▼
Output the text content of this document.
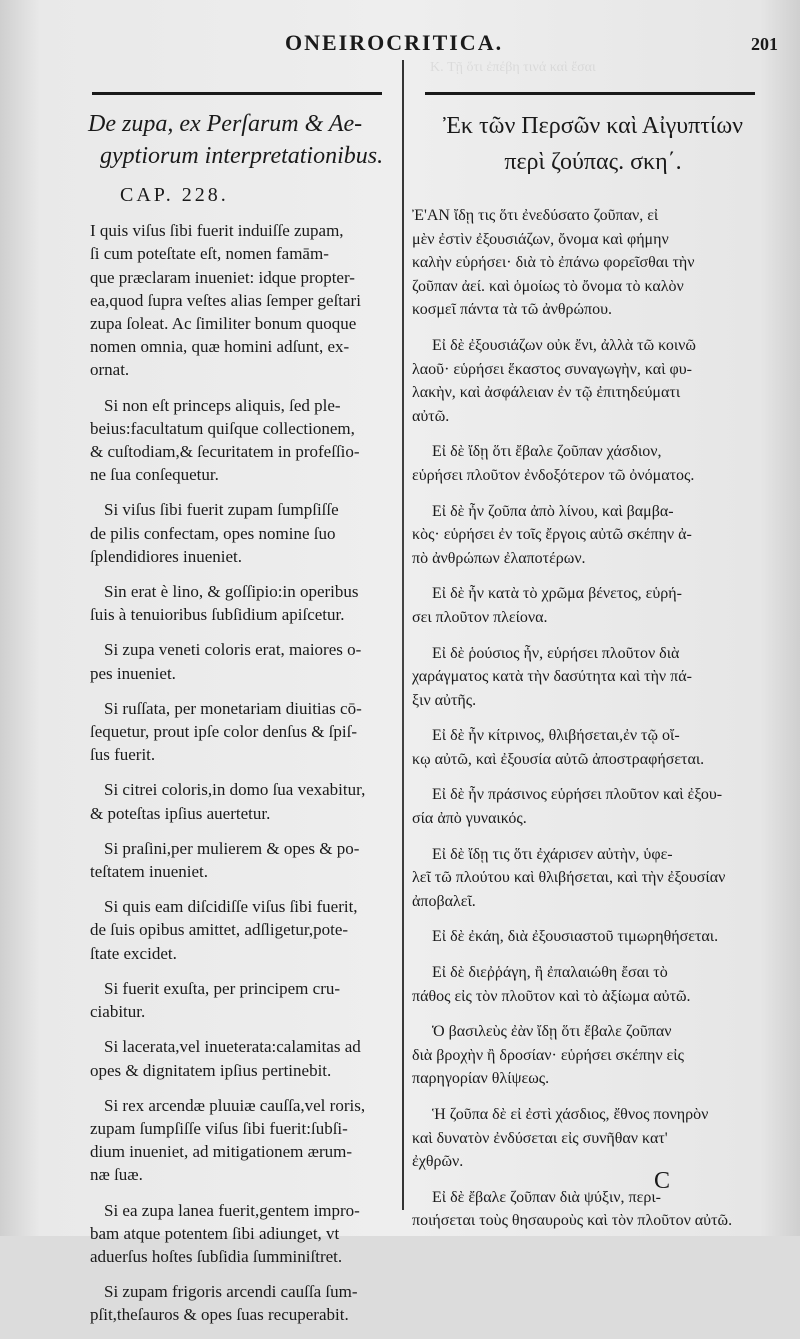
K. Τῇ ὅτι ἐπέβη τινά καὶ ἔσαι
ONEIROCRITICA.	201
De zupa, ex Perſarum & Ae-
gyptiorum interpretationibus.
CAP. 228.
I quis viſus ſibi fuerit induiſſe zupam,
ſi cum poteſtate eſt, nomen famām-
que præclaram inueniet: idque propter-
ea,quod ſupra veſtes alias ſemper geſtari
zupa ſoleat. Ac ſimiliter bonum quoque
nomen omnia, quæ homini adſunt, ex-
ornat.
Si non eſt princeps aliquis, ſed ple-
beius:facultatum quiſque collectionem,
& cuſtodiam,& ſecuritatem in profeſſio-
ne ſua conſequetur.
Si viſus ſibi fuerit zupam ſumpſiſſe
de pilis confectam, opes nomine ſuo
ſplendidiores inueniet.
Sin erat è lino, & goſſipio:in operibus
ſuis à tenuioribus ſubſidium apiſcetur.
Si zupa veneti coloris erat, maiores o-
pes inueniet.
Si ruſſata, per monetariam diuitias cō-
ſequetur, prout ipſe color denſus & ſpiſ-
ſus fuerit.
Si citrei coloris,in domo ſua vexabitur,
& poteſtas ipſius auertetur.
Si praſini,per mulierem & opes & po-
teſtatem inueniet.
Si quis eam diſcidiſſe viſus ſibi fuerit,
de ſuis opibus amittet, adſligetur,pote-
ſtate excidet.
Si fuerit exuſta, per principem cru-
ciabitur.
Si lacerata,vel inueterata:calamitas ad
opes & dignitatem ipſius pertinebit.
Si rex arcendæ pluuiæ cauſſa,vel roris,
zupam ſumpſiſſe viſus ſibi fuerit:ſubſi-
dium inueniet, ad mitigationem ærum-
næ ſuæ.
Si ea zupa lanea fuerit,gentem impro-
bam atque potentem ſibi adiunget, vt
aduerſus hoſtes ſubſidia ſumminiſtret.
Si zupam frigoris arcendi cauſſa ſum-
pſit,theſauros & opes ſuas recuperabit.
Ἐκ τῶν Περσῶν καὶ Αἰγυπτίων
περὶ ζούπας. σκη΄.
Ἐ'ΑΝ ἴδῃ τις ὅτι ἐνεδύσατο ζοῦπαν, εἰ
μὲν ἐστὶν ἐξουσιάζων, ὄνομα καὶ φήμην
καλὴν εὑρήσει· διὰ τὸ ἐπάνω φορεῖσθαι τὴν
ζοῦπαν ἀεί. καὶ ὁμοίως τὸ ὄνομα τὸ καλὸν
κοσμεῖ πάντα τὰ τῶ ἀνθρώπου.
Εἰ δὲ ἐξουσιάζων οὐκ ἔνι, ἀλλὰ τῶ κοινῶ
λαοῦ· εὑρήσει ἕκαστος συναγωγὴν, καὶ φυ-
λακὴν, καὶ ἀσφάλειαν ἐν τῷ ἐπιτηδεύματι
αὐτῶ.
Εἰ δὲ ἴδῃ ὅτι ἔβαλε ζοῦπαν χάσδιον,
εὑρήσει πλοῦτον ἐνδοξότερον τῶ ὀνόματος.
Εἰ δὲ ἦν ζοῦπα ἀπὸ λίνου, καὶ βαμβα-
κὸς· εὑρήσει ἐν τοῖς ἔργοις αὐτῶ σκέπην ἀ-
πὸ ἀνθρώπων ἐλαποτέρων.
Εἰ δὲ ἦν κατὰ τὸ χρῶμα βένετος, εὑρή-
σει πλοῦτον πλείονα.
Εἰ δὲ ῥούσιος ἦν, εὑρήσει πλοῦτον διὰ
χαράγματος κατὰ τὴν δασύτητα καὶ τὴν πά-
ξιν αὐτῆς.
Εἰ δὲ ἦν κίτρινος, θλιβήσεται,ἐν τῷ οἴ-
κῳ αὐτῶ, καὶ ἐξουσία αὐτῶ ἀποστραφήσεται.
Εἰ δὲ ἦν πράσινος εὑρήσει πλοῦτον καὶ ἐξου-
σία ἀπὸ γυναικός.
Εἰ δὲ ἴδῃ τις ὅτι ἐχάρισεν αὐτὴν, ὑφε-
λεῖ τῶ πλούτου καὶ θλιβήσεται, καὶ τὴν ἐξουσίαν
ἀποβαλεῖ.
Εἰ δὲ ἐκάη, διὰ ἐξουσιαστοῦ τιμωρηθήσεται.
Εἰ δὲ διεῤῥάγη, ἢ ἐπαλαιώθη ἔσαι τὸ
πάθος εἰς τὸν πλοῦτον καὶ τὸ ἀξίωμα αὐτῶ.
Ὁ βασιλεὺς ἐὰν ἴδῃ ὅτι ἔβαλε ζοῦπαν
διὰ βροχὴν ἢ δροσίαν· εὑρήσει σκέπην εἰς
παρηγορίαν θλίψεως.
Ἡ ζοῦπα δὲ εἰ ἐστὶ χάσδιος, ἔθνος πονηρὸν
καὶ δυνατὸν ἐνδύσεται εἰς συνῆθαν κατ'
ἐχθρῶν.
Εἰ δὲ ἔβαλε ζοῦπαν διὰ ψύξιν, περι-
ποιήσεται τοὺς θησαυροὺς καὶ τὸν πλοῦτον αὐτῶ.
C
▲
_WHAT TO DO_:
Show the lines from the data above that contain the string "θλιβήσεται".

_CORRECT RESPONSE_:
Εἰ δὲ ἦν κίτρινος, θλιβήσεται,ἐν τῷ οἴ-
λεῖ τῶ πλούτου καὶ θλιβήσεται, καὶ τὴν ἐξουσίαν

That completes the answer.